== WRITTEN REQUEST ==
Where the string "color" occurs in the material below, report the whole line.

+ + +

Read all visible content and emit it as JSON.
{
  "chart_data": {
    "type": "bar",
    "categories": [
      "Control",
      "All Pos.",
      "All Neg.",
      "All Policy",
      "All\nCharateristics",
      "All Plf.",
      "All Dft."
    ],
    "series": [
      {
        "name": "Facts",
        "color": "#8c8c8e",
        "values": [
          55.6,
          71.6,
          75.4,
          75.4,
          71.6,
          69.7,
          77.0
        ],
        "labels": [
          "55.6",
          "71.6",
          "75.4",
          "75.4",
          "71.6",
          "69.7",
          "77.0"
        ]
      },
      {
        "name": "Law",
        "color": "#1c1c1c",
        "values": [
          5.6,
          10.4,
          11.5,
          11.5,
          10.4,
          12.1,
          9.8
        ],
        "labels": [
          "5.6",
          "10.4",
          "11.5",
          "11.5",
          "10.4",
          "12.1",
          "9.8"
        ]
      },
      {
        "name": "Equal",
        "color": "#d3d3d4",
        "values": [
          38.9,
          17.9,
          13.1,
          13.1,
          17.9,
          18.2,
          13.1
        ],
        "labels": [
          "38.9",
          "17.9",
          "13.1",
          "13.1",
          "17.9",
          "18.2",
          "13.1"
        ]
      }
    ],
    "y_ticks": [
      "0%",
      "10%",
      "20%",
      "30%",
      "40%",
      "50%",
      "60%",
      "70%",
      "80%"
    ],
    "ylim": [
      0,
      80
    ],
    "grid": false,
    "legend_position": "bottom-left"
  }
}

+ + +

== CORRECT OUTPUT ==
        "color": "#8c8c8e",
        "color": "#1c1c1c",
        "color": "#d3d3d4",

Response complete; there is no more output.